**WRITTEN INSTRUCTION**
Wherever the string "with" appears in a line, extract that line.

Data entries
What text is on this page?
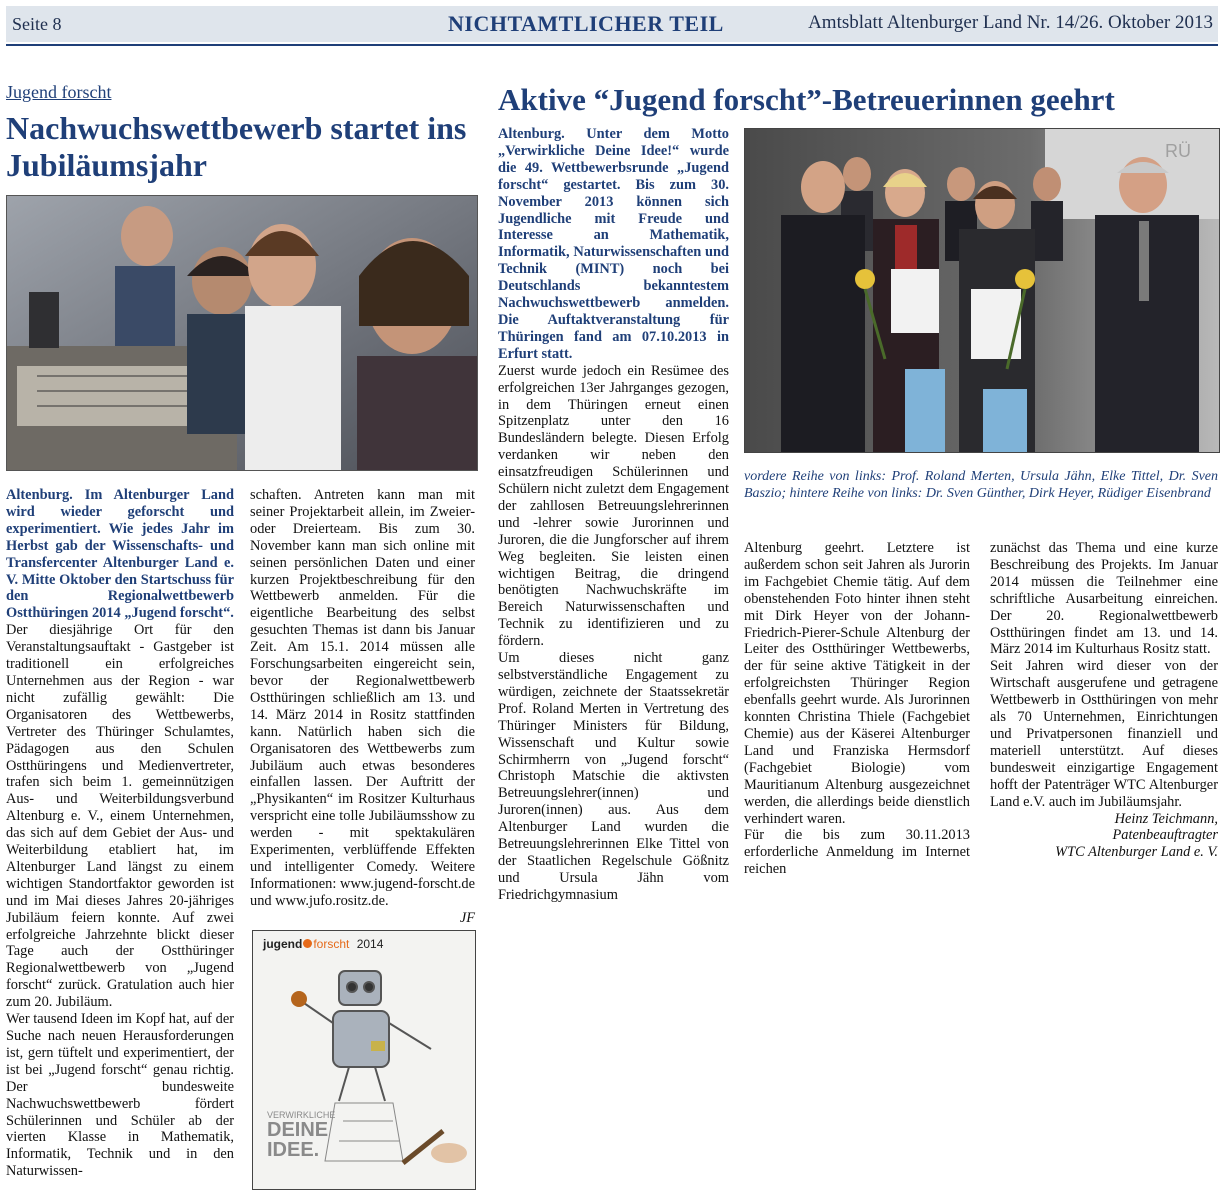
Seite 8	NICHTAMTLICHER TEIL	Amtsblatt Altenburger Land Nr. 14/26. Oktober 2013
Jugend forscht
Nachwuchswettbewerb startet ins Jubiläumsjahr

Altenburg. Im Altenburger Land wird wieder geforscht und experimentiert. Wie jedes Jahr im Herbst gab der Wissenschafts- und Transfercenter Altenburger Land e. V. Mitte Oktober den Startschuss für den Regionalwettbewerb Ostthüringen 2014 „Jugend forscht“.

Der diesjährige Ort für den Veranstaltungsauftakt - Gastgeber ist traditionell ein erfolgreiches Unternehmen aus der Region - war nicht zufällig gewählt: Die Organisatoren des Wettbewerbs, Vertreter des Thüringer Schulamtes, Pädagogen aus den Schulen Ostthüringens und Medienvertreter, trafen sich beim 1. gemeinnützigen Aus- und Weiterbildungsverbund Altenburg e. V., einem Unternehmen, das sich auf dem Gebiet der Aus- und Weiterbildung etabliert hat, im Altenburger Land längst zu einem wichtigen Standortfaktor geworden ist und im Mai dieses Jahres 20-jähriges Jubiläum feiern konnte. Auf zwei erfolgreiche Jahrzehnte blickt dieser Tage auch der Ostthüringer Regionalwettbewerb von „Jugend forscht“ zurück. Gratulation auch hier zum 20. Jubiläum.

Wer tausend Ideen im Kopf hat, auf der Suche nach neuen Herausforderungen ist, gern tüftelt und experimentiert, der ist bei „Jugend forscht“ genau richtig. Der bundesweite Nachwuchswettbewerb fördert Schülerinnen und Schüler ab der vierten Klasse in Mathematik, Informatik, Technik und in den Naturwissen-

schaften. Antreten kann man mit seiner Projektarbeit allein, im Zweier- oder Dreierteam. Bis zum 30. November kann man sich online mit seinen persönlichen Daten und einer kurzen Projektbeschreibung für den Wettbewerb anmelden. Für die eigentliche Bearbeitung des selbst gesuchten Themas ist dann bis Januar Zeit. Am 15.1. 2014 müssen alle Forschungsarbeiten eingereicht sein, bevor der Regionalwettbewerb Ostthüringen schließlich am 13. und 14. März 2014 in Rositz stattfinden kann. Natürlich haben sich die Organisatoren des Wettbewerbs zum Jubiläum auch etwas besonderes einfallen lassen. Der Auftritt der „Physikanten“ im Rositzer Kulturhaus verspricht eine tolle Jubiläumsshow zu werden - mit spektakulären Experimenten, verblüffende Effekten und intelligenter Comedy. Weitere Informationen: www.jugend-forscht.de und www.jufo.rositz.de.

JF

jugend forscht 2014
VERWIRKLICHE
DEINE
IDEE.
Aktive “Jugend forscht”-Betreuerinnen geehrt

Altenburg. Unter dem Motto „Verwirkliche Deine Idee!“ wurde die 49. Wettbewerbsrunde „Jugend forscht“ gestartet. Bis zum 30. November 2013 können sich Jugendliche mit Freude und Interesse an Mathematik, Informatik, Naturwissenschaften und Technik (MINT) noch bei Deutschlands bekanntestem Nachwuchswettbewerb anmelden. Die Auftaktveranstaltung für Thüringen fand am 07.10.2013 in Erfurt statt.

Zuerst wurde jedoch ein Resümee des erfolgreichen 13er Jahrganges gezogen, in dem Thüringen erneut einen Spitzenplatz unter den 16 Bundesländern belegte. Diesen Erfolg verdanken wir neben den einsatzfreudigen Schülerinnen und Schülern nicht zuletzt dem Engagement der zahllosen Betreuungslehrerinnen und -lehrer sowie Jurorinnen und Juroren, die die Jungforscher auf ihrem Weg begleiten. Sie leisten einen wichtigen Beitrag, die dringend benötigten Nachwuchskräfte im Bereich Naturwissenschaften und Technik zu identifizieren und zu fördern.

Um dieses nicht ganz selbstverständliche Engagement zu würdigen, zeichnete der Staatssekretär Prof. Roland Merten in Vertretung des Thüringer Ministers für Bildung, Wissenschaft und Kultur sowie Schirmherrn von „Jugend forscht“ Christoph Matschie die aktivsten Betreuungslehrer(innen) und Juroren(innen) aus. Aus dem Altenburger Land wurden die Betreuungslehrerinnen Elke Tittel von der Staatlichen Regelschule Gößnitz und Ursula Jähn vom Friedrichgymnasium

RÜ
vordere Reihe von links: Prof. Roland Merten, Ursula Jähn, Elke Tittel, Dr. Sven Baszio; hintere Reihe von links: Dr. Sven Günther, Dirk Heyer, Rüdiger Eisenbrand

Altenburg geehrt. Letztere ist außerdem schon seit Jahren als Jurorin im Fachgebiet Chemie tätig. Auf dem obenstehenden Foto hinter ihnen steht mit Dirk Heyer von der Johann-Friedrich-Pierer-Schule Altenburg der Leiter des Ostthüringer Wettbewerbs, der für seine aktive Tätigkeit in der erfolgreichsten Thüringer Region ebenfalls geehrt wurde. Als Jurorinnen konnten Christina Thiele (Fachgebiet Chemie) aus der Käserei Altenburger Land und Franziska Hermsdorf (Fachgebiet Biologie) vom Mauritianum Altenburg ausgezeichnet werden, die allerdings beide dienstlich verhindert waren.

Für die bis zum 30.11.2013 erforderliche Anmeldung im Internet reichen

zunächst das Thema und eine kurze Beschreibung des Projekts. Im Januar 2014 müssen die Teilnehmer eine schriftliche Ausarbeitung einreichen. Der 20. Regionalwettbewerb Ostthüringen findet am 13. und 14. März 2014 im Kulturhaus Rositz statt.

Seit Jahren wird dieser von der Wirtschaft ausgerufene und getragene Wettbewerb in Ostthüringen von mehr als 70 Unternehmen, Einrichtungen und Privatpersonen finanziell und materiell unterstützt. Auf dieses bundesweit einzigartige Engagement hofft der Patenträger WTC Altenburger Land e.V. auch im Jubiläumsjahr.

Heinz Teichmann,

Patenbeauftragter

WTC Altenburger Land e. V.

==

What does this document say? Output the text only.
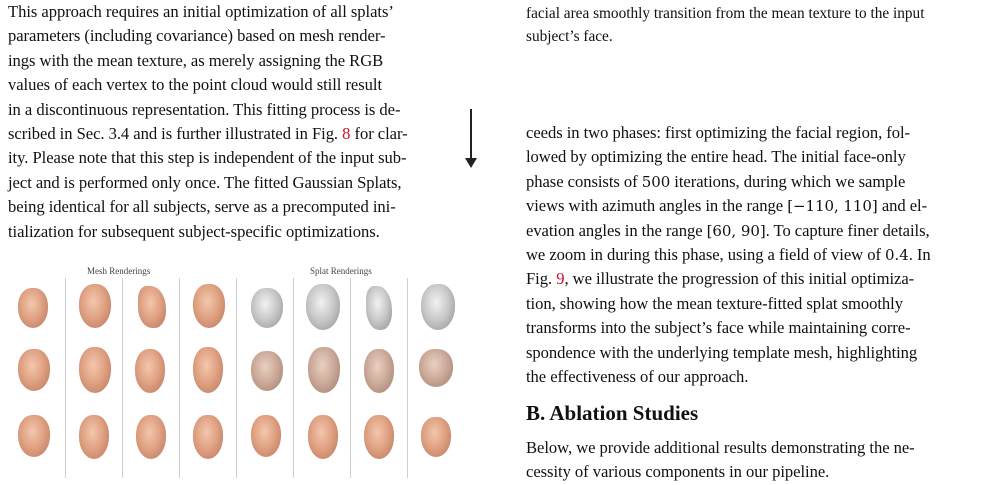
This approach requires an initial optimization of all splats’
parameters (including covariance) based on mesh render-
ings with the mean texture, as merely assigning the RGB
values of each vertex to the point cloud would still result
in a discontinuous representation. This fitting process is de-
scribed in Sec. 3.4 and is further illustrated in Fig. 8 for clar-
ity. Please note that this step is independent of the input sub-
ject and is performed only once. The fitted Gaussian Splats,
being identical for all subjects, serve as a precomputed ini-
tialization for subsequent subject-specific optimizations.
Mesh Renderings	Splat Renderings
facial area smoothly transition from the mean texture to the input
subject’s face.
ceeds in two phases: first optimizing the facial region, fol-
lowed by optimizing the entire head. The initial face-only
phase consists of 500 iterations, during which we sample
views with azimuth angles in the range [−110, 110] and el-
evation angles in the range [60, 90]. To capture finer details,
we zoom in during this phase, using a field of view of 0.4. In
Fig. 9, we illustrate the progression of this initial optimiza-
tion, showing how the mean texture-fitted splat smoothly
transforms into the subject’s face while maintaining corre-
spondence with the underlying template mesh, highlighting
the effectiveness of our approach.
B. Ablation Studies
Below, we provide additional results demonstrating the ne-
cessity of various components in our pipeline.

**ANSWER FOR THE TASK**
ings with the mean texture, as merely assigning the RGB
views with azimuth angles in the range [−110, 110] and el-
spondence with the underlying template mesh, highlighting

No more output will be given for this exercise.